[begin Data provided]

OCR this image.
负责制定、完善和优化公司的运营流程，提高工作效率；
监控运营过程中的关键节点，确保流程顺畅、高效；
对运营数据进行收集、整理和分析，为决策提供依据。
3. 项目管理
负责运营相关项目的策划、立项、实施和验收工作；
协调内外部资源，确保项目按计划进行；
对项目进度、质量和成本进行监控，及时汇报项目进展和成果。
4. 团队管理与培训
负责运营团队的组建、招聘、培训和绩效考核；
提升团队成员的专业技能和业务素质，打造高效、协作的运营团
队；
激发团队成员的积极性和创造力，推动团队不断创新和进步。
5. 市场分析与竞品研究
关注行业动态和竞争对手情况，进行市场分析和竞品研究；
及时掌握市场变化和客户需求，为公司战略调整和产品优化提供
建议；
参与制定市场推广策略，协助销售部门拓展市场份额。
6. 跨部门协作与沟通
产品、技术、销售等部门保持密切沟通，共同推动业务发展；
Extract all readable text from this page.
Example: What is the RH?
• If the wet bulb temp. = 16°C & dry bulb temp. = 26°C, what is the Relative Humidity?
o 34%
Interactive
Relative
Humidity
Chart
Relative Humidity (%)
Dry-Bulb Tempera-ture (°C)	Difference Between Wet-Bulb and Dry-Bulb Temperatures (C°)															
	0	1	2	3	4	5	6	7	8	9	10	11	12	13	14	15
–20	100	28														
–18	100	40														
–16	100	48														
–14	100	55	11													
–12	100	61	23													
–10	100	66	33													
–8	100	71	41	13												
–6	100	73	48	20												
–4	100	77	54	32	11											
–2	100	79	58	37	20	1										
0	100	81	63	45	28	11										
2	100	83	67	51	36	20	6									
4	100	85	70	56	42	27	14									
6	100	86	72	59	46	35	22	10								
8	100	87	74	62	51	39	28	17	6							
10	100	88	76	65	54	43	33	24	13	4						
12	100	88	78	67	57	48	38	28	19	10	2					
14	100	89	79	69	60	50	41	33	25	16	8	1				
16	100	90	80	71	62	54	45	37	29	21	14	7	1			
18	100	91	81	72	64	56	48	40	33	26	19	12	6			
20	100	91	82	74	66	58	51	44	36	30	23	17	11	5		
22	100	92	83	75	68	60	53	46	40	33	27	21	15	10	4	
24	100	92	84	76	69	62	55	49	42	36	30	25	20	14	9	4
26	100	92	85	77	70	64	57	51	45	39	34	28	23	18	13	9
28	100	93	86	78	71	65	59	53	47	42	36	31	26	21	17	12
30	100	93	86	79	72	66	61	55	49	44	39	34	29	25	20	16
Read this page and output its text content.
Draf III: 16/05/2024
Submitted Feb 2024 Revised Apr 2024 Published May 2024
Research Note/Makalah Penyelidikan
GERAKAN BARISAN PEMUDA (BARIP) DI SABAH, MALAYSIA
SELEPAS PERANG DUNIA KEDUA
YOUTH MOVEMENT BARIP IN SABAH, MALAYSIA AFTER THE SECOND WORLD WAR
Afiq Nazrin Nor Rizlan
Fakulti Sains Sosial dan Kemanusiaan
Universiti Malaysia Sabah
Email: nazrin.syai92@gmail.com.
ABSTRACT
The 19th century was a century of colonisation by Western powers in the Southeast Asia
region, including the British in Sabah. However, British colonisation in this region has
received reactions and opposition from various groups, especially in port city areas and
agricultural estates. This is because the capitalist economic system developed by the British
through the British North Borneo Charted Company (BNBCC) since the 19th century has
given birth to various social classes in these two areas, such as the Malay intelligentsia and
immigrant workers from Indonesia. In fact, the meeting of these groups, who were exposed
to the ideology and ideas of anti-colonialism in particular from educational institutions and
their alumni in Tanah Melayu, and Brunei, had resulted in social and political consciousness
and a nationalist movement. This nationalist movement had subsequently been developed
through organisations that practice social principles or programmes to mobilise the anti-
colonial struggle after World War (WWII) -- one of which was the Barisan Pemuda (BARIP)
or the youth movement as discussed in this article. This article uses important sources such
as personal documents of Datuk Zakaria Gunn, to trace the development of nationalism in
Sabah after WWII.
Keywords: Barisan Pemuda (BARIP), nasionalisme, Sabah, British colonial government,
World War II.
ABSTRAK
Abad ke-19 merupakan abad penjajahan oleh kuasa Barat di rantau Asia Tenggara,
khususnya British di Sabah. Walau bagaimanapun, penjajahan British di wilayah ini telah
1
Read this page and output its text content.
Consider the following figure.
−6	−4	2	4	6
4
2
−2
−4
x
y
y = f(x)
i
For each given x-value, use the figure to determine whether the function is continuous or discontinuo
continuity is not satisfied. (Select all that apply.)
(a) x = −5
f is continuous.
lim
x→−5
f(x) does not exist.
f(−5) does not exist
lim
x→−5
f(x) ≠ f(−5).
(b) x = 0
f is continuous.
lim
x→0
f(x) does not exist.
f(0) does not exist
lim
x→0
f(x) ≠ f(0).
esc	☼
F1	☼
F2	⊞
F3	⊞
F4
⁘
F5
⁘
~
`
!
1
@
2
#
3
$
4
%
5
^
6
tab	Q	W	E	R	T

[end Data provided]

### What you should do
Return every entry exactly as given.

### Exercise output
OCR this image.
负责制定、完善和优化公司的运营流程，提高工作效率；
监控运营过程中的关键节点，确保流程顺畅、高效；
对运营数据进行收集、整理和分析，为决策提供依据。
3. 项目管理
负责运营相关项目的策划、立项、实施和验收工作；
协调内外部资源，确保项目按计划进行；
对项目进度、质量和成本进行监控，及时汇报项目进展和成果。
4. 团队管理与培训
负责运营团队的组建、招聘、培训和绩效考核；
提升团队成员的专业技能和业务素质，打造高效、协作的运营团
队；
激发团队成员的积极性和创造力，推动团队不断创新和进步。
5. 市场分析与竞品研究
关注行业动态和竞争对手情况，进行市场分析和竞品研究；
及时掌握市场变化和客户需求，为公司战略调整和产品优化提供
建议；
参与制定市场推广策略，协助销售部门拓展市场份额。
6. 跨部门协作与沟通
产品、技术、销售等部门保持密切沟通，共同推动业务发展；
Extract all readable text from this page.
Example: What is the RH?
• If the wet bulb temp. = 16°C & dry bulb temp. = 26°C, what is the Relative Humidity?
o 34%
Interactive
Relative
Humidity
Chart
Relative Humidity (%)
Dry-Bulb Tempera-ture (°C)	Difference Between Wet-Bulb and Dry-Bulb Temperatures (C°)															
	0	1	2	3	4	5	6	7	8	9	10	11	12	13	14	15
–20	100	28														
–18	100	40														
–16	100	48														
–14	100	55	11													
–12	100	61	23													
–10	100	66	33													
–8	100	71	41	13												
–6	100	73	48	20												
–4	100	77	54	32	11											
–2	100	79	58	37	20	1										
0	100	81	63	45	28	11										
2	100	83	67	51	36	20	6									
4	100	85	70	56	42	27	14									
6	100	86	72	59	46	35	22	10								
8	100	87	74	62	51	39	28	17	6							
10	100	88	76	65	54	43	33	24	13	4						
12	100	88	78	67	57	48	38	28	19	10	2					
14	100	89	79	69	60	50	41	33	25	16	8	1				
16	100	90	80	71	62	54	45	37	29	21	14	7	1			
18	100	91	81	72	64	56	48	40	33	26	19	12	6			
20	100	91	82	74	66	58	51	44	36	30	23	17	11	5		
22	100	92	83	75	68	60	53	46	40	33	27	21	15	10	4	
24	100	92	84	76	69	62	55	49	42	36	30	25	20	14	9	4
26	100	92	85	77	70	64	57	51	45	39	34	28	23	18	13	9
28	100	93	86	78	71	65	59	53	47	42	36	31	26	21	17	12
30	100	93	86	79	72	66	61	55	49	44	39	34	29	25	20	16
Read this page and output its text content.
Draf III: 16/05/2024
Submitted Feb 2024 Revised Apr 2024 Published May 2024
Research Note/Makalah Penyelidikan
GERAKAN BARISAN PEMUDA (BARIP) DI SABAH, MALAYSIA
SELEPAS PERANG DUNIA KEDUA
YOUTH MOVEMENT BARIP IN SABAH, MALAYSIA AFTER THE SECOND WORLD WAR
Afiq Nazrin Nor Rizlan
Fakulti Sains Sosial dan Kemanusiaan
Universiti Malaysia Sabah
Email: nazrin.syai92@gmail.com.
ABSTRACT
The 19th century was a century of colonisation by Western powers in the Southeast Asia
region, including the British in Sabah. However, British colonisation in this region has
received reactions and opposition from various groups, especially in port city areas and
agricultural estates. This is because the capitalist economic system developed by the British
through the British North Borneo Charted Company (BNBCC) since the 19th century has
given birth to various social classes in these two areas, such as the Malay intelligentsia and
immigrant workers from Indonesia. In fact, the meeting of these groups, who were exposed
to the ideology and ideas of anti-colonialism in particular from educational institutions and
their alumni in Tanah Melayu, and Brunei, had resulted in social and political consciousness
and a nationalist movement. This nationalist movement had subsequently been developed
through organisations that practice social principles or programmes to mobilise the anti-
colonial struggle after World War (WWII) -- one of which was the Barisan Pemuda (BARIP)
or the youth movement as discussed in this article. This article uses important sources such
as personal documents of Datuk Zakaria Gunn, to trace the development of nationalism in
Sabah after WWII.
Keywords: Barisan Pemuda (BARIP), nasionalisme, Sabah, British colonial government,
World War II.
ABSTRAK
Abad ke-19 merupakan abad penjajahan oleh kuasa Barat di rantau Asia Tenggara,
khususnya British di Sabah. Walau bagaimanapun, penjajahan British di wilayah ini telah
1
Read this page and output its text content.
Consider the following figure.
−6	−4	2	4	6
4
2
−2
−4
x
y
y = f(x)
i
For each given x-value, use the figure to determine whether the function is continuous or discontinuo
continuity is not satisfied. (Select all that apply.)
(a) x = −5
f is continuous.
lim
x→−5
f(x) does not exist.
f(−5) does not exist
lim
x→−5
f(x) ≠ f(−5).
(b) x = 0
f is continuous.
lim
x→0
f(x) does not exist.
f(0) does not exist
lim
x→0
f(x) ≠ f(0).
esc	☼
F1	☼
F2	⊞
F3	⊞
F4
⁘
F5
⁘
~
`
!
1
@
2
#
3
$
4
%
5
^
6
tab	Q	W	E	R	T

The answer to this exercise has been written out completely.